-- START INPUT RECORDS --

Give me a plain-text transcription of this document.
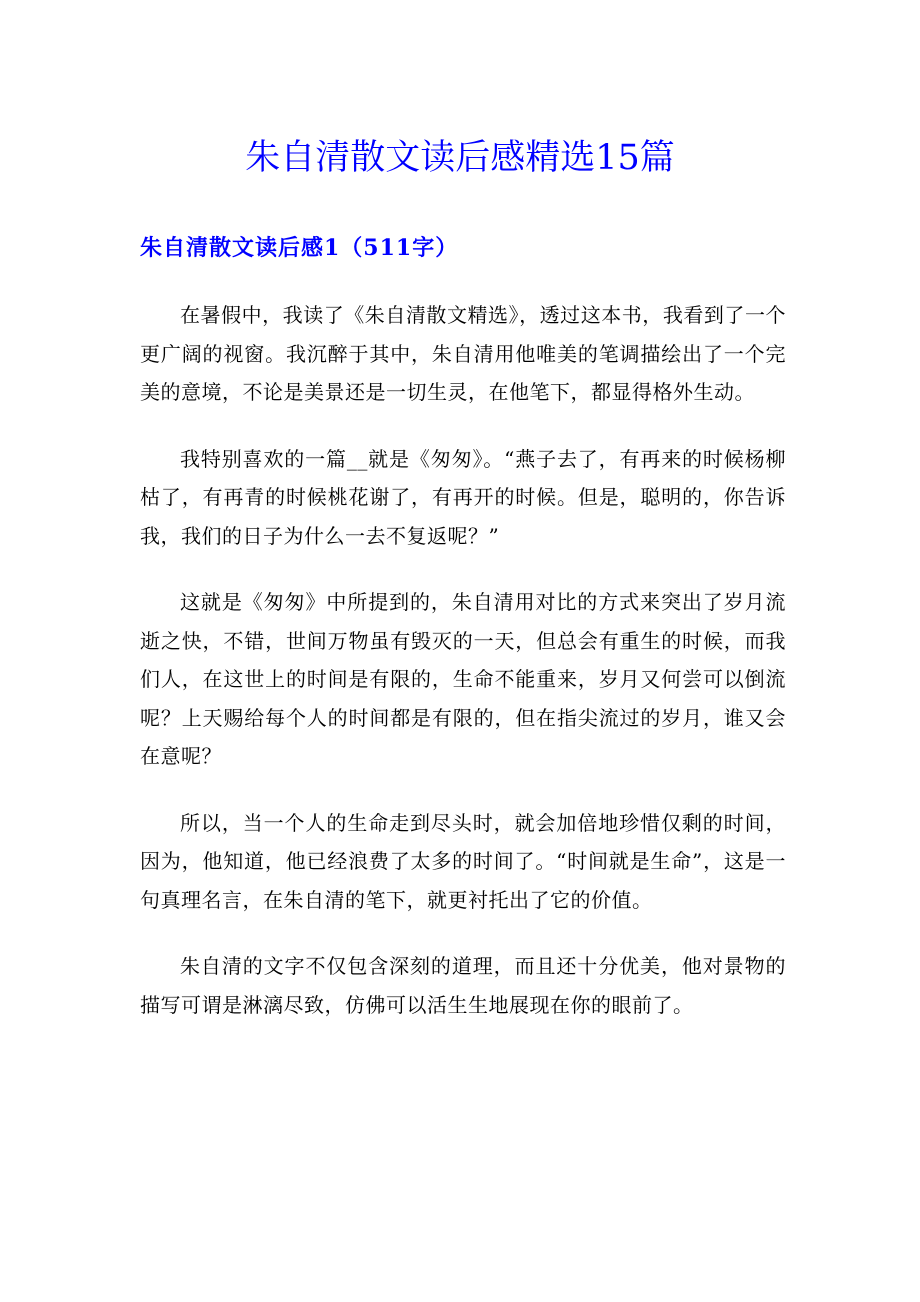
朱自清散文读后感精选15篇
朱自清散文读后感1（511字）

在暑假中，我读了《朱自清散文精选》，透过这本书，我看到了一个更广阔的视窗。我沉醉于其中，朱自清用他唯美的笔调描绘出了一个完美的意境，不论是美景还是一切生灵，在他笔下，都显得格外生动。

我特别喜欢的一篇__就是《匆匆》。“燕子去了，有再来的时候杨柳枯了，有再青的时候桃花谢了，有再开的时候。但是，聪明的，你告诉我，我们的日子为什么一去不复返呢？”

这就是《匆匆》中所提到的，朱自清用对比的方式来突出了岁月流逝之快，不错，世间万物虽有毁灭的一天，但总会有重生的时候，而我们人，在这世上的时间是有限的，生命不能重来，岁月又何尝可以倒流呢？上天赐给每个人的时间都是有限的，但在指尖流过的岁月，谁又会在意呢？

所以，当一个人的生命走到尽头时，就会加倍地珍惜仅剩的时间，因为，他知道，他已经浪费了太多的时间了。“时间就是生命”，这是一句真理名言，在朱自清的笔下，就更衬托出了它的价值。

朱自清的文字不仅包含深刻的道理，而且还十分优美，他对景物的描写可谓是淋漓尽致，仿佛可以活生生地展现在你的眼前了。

-- END INPUT RECORDS --

STATED EXERCISE :: Make an exact reproduction of the listing above, without any pictures.

FULL SOLUTION ::
Give me a plain-text transcription of this document.
朱自清散文读后感精选15篇
朱自清散文读后感1（511字）

在暑假中，我读了《朱自清散文精选》，透过这本书，我看到了一个更广阔的视窗。我沉醉于其中，朱自清用他唯美的笔调描绘出了一个完美的意境，不论是美景还是一切生灵，在他笔下，都显得格外生动。

我特别喜欢的一篇__就是《匆匆》。“燕子去了，有再来的时候杨柳枯了，有再青的时候桃花谢了，有再开的时候。但是，聪明的，你告诉我，我们的日子为什么一去不复返呢？”

这就是《匆匆》中所提到的，朱自清用对比的方式来突出了岁月流逝之快，不错，世间万物虽有毁灭的一天，但总会有重生的时候，而我们人，在这世上的时间是有限的，生命不能重来，岁月又何尝可以倒流呢？上天赐给每个人的时间都是有限的，但在指尖流过的岁月，谁又会在意呢？

所以，当一个人的生命走到尽头时，就会加倍地珍惜仅剩的时间，因为，他知道，他已经浪费了太多的时间了。“时间就是生命”，这是一句真理名言，在朱自清的笔下，就更衬托出了它的价值。

朱自清的文字不仅包含深刻的道理，而且还十分优美，他对景物的描写可谓是淋漓尽致，仿佛可以活生生地展现在你的眼前了。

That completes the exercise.